● What is expected: Repeat the data verbatim.

● Stored data:
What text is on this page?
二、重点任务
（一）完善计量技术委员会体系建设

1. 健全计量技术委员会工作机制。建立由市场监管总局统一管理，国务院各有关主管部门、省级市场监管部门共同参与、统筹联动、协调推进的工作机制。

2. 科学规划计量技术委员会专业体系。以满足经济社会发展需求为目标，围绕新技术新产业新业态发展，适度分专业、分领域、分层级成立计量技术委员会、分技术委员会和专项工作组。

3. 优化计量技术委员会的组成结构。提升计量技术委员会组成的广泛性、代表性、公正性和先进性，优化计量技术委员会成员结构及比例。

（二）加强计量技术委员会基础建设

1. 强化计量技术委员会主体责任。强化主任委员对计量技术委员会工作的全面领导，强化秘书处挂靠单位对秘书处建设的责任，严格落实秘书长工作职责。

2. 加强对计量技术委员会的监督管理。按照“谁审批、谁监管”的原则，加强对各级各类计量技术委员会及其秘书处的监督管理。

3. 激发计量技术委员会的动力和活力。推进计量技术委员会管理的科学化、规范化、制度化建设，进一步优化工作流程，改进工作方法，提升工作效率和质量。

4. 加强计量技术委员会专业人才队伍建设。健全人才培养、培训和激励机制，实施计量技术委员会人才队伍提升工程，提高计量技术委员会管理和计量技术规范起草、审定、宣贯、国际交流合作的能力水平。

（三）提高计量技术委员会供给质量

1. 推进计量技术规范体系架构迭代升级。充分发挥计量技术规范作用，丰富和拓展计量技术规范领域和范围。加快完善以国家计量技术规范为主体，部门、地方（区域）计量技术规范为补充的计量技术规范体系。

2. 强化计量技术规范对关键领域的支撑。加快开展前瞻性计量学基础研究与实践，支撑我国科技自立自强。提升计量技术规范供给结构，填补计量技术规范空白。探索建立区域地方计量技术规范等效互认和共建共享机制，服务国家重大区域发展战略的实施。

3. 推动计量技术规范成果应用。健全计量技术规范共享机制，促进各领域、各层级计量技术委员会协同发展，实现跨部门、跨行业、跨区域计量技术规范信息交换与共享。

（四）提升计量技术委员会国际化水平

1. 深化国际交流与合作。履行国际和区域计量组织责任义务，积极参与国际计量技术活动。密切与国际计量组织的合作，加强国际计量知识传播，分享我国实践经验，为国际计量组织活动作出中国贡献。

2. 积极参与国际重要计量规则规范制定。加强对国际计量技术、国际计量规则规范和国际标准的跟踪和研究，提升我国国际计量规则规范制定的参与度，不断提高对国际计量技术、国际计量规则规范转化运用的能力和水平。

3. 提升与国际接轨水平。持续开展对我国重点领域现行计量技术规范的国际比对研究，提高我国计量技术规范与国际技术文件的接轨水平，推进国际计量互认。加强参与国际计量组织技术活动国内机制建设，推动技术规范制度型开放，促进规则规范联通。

● Task output:
What text is on this page?
二、重点任务
（一）完善计量技术委员会体系建设

1. 健全计量技术委员会工作机制。建立由市场监管总局统一管理，国务院各有关主管部门、省级市场监管部门共同参与、统筹联动、协调推进的工作机制。

2. 科学规划计量技术委员会专业体系。以满足经济社会发展需求为目标，围绕新技术新产业新业态发展，适度分专业、分领域、分层级成立计量技术委员会、分技术委员会和专项工作组。

3. 优化计量技术委员会的组成结构。提升计量技术委员会组成的广泛性、代表性、公正性和先进性，优化计量技术委员会成员结构及比例。

（二）加强计量技术委员会基础建设

1. 强化计量技术委员会主体责任。强化主任委员对计量技术委员会工作的全面领导，强化秘书处挂靠单位对秘书处建设的责任，严格落实秘书长工作职责。

2. 加强对计量技术委员会的监督管理。按照“谁审批、谁监管”的原则，加强对各级各类计量技术委员会及其秘书处的监督管理。

3. 激发计量技术委员会的动力和活力。推进计量技术委员会管理的科学化、规范化、制度化建设，进一步优化工作流程，改进工作方法，提升工作效率和质量。

4. 加强计量技术委员会专业人才队伍建设。健全人才培养、培训和激励机制，实施计量技术委员会人才队伍提升工程，提高计量技术委员会管理和计量技术规范起草、审定、宣贯、国际交流合作的能力水平。

（三）提高计量技术委员会供给质量

1. 推进计量技术规范体系架构迭代升级。充分发挥计量技术规范作用，丰富和拓展计量技术规范领域和范围。加快完善以国家计量技术规范为主体，部门、地方（区域）计量技术规范为补充的计量技术规范体系。

2. 强化计量技术规范对关键领域的支撑。加快开展前瞻性计量学基础研究与实践，支撑我国科技自立自强。提升计量技术规范供给结构，填补计量技术规范空白。探索建立区域地方计量技术规范等效互认和共建共享机制，服务国家重大区域发展战略的实施。

3. 推动计量技术规范成果应用。健全计量技术规范共享机制，促进各领域、各层级计量技术委员会协同发展，实现跨部门、跨行业、跨区域计量技术规范信息交换与共享。

（四）提升计量技术委员会国际化水平

1. 深化国际交流与合作。履行国际和区域计量组织责任义务，积极参与国际计量技术活动。密切与国际计量组织的合作，加强国际计量知识传播，分享我国实践经验，为国际计量组织活动作出中国贡献。

2. 积极参与国际重要计量规则规范制定。加强对国际计量技术、国际计量规则规范和国际标准的跟踪和研究，提升我国国际计量规则规范制定的参与度，不断提高对国际计量技术、国际计量规则规范转化运用的能力和水平。

3. 提升与国际接轨水平。持续开展对我国重点领域现行计量技术规范的国际比对研究，提高我国计量技术规范与国际技术文件的接轨水平，推进国际计量互认。加强参与国际计量组织技术活动国内机制建设，推动技术规范制度型开放，促进规则规范联通。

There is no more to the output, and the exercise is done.